▸ **GIVEN ENTRIES**
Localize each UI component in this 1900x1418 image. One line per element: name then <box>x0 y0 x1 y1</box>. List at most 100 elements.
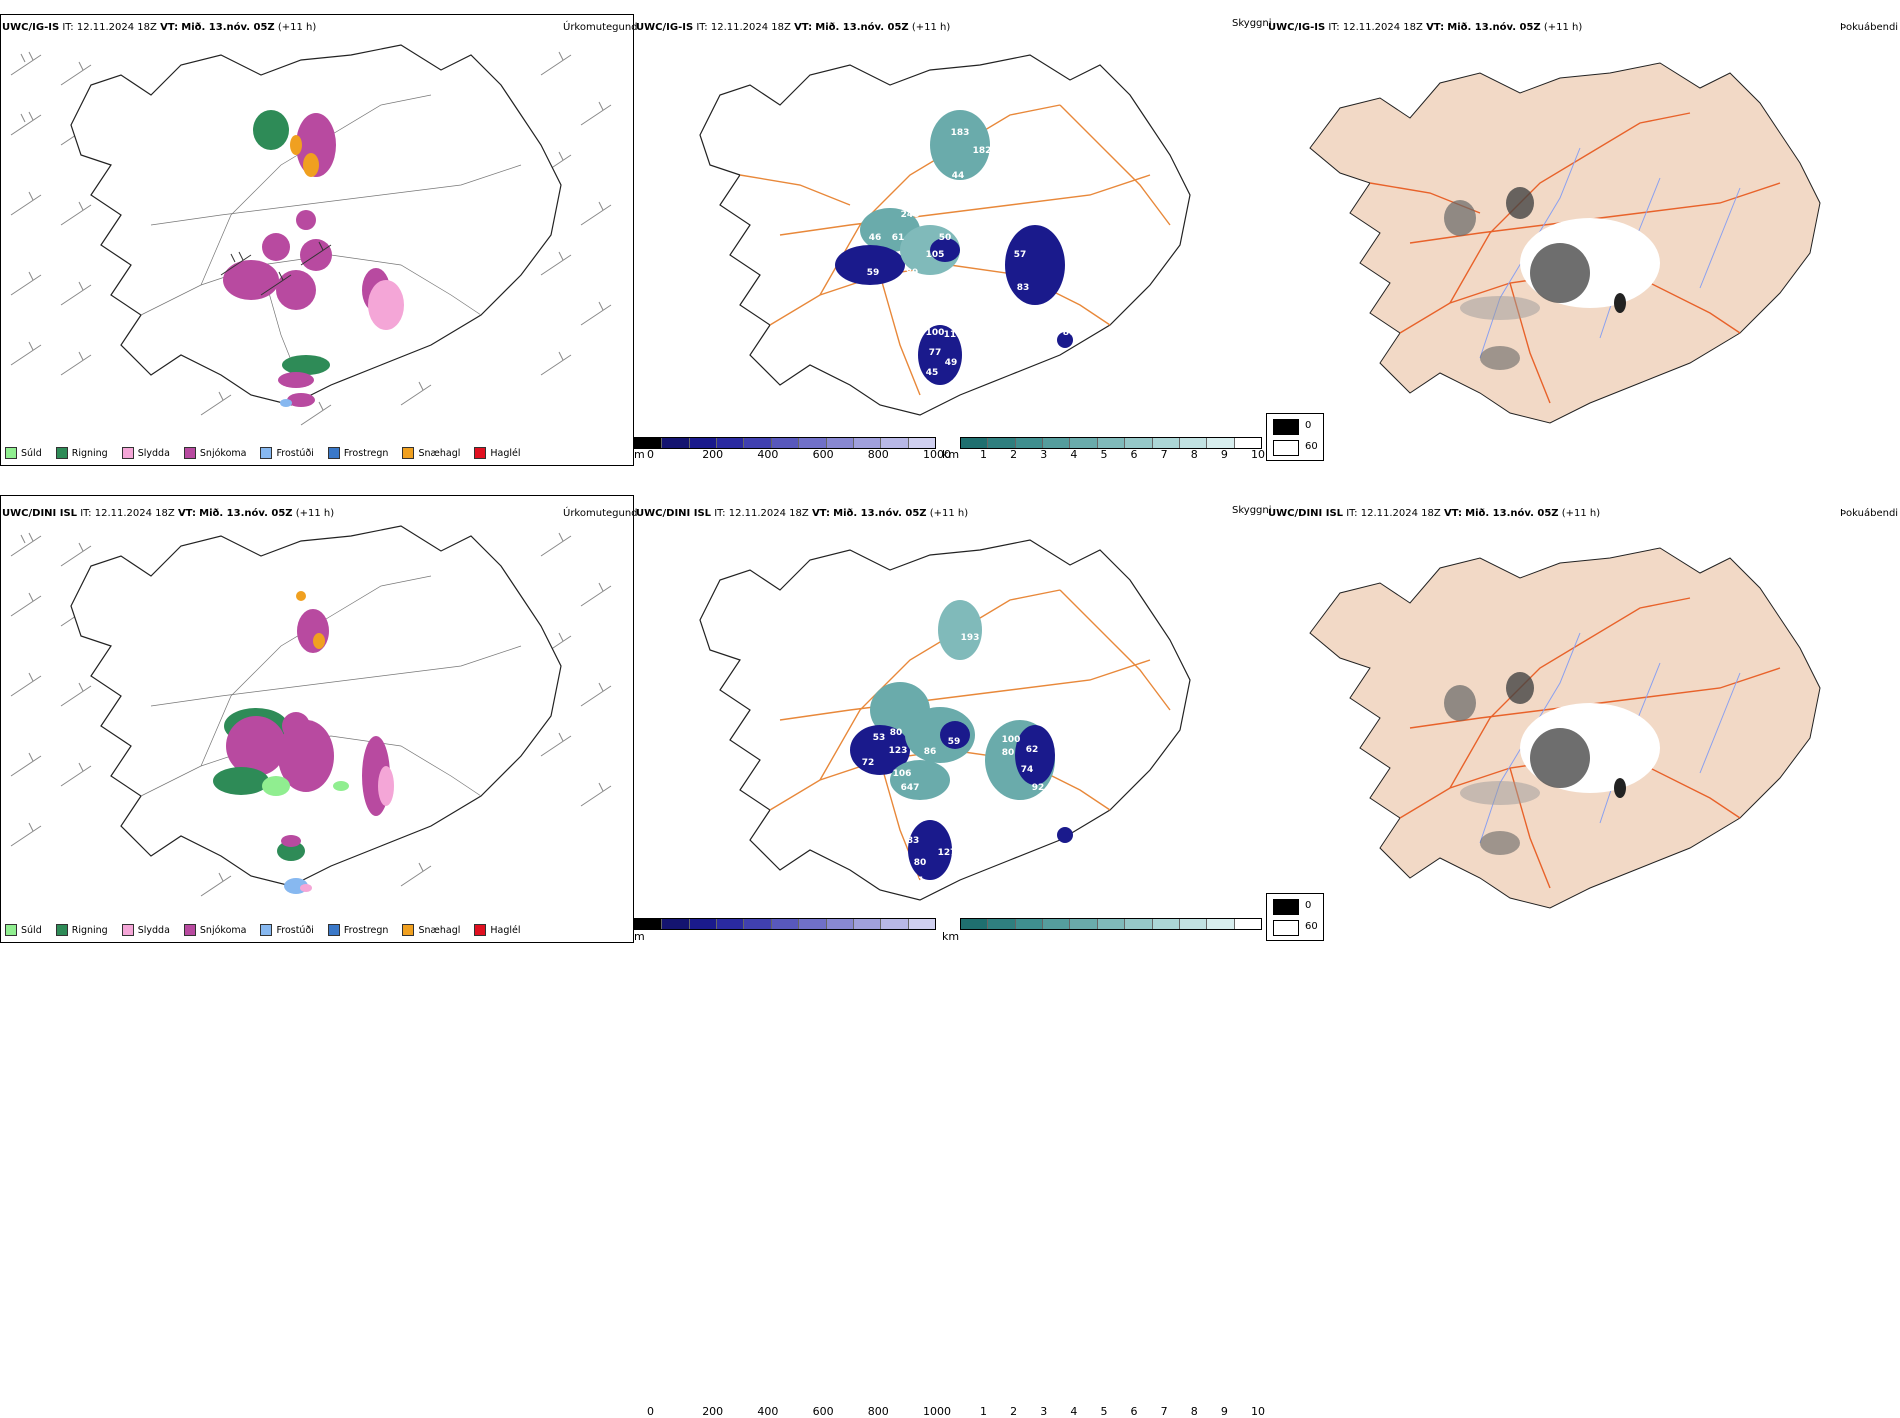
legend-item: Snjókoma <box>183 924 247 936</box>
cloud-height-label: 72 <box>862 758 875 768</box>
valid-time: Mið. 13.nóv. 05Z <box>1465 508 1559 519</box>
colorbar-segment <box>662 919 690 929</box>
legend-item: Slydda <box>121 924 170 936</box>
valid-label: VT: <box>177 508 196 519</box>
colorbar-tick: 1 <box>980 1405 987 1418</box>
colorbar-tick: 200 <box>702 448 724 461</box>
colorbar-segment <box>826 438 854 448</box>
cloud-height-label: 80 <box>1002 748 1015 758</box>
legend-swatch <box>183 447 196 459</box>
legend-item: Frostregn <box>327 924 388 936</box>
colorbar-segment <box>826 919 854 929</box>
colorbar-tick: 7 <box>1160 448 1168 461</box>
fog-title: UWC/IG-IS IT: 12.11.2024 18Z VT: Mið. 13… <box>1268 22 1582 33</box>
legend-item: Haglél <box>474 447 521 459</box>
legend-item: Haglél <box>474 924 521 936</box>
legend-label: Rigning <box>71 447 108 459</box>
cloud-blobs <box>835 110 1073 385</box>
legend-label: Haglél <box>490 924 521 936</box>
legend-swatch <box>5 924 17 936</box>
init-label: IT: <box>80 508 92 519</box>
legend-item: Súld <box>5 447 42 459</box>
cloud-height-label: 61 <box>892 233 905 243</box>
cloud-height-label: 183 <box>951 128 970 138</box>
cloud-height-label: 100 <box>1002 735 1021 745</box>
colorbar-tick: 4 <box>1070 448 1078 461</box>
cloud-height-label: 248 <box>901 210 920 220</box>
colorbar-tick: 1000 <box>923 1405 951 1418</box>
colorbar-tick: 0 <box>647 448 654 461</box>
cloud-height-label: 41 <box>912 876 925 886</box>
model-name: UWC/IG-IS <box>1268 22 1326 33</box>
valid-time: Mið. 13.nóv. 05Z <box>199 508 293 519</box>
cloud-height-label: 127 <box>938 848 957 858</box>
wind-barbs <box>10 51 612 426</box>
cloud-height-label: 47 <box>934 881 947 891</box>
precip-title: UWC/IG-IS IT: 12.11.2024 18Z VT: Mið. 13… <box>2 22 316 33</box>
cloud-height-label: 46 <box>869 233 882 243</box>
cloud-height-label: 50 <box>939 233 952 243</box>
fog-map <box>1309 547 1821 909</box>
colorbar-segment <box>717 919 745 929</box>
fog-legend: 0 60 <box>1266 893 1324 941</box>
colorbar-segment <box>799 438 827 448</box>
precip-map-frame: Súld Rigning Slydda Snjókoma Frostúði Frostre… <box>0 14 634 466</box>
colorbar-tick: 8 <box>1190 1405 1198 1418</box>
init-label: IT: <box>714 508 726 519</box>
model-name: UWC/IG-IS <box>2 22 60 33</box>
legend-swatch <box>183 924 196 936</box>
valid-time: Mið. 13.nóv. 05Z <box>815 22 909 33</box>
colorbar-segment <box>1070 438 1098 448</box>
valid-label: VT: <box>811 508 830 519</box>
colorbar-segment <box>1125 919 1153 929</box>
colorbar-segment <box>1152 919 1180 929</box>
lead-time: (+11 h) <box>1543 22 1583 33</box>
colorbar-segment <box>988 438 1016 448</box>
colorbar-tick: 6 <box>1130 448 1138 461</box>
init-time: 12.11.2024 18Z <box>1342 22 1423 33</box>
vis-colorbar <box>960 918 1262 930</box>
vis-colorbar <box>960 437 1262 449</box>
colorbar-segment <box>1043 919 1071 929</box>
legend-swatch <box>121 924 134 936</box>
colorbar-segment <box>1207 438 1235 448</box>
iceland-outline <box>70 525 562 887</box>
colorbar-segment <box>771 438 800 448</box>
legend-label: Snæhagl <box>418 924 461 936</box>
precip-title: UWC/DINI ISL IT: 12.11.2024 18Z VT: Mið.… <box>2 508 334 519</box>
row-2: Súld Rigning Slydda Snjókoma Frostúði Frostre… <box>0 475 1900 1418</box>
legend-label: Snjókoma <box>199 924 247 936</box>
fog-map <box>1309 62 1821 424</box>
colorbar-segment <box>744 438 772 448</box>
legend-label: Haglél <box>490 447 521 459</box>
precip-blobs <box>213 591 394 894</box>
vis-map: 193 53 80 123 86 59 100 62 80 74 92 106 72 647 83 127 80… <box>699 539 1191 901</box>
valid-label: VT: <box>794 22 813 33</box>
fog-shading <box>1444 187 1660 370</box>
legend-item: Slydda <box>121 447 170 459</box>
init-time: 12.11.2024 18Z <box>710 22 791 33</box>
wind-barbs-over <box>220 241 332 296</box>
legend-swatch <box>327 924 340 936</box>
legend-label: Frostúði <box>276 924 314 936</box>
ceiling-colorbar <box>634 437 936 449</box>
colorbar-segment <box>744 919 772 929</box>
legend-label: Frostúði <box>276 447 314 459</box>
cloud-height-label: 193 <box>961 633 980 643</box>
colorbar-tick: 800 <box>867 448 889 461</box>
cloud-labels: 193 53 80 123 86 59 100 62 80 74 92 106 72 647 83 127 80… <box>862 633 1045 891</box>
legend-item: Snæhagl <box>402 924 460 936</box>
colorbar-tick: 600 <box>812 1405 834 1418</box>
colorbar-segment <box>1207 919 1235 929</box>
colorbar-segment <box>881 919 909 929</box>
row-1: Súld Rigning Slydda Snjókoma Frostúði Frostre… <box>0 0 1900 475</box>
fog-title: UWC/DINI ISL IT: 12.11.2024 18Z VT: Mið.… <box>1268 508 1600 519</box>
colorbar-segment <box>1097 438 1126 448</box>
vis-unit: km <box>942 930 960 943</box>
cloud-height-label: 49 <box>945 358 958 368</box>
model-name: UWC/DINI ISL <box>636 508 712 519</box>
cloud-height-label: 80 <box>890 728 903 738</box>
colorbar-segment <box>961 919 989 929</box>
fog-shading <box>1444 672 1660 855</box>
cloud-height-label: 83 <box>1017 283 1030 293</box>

▸ **PROMPT**
Print the lines above exactly as they appear, from the line that contains "legend-item: Snjókoma <box>183" up to and including the line that contains "valid-label: VT: <box>177 508 196 519</box>".

▸ **THE COMPLETED TASK**
legend-item: Snjókoma <box>183 924 247 936</box>
cloud-height-label: 72 <box>862 758 875 768</box>
valid-time: Mið. 13.nóv. 05Z <box>1465 508 1559 519</box>
colorbar-segment <box>662 919 690 929</box>
legend-item: Slydda <box>121 924 170 936</box>
valid-label: VT: <box>177 508 196 519</box>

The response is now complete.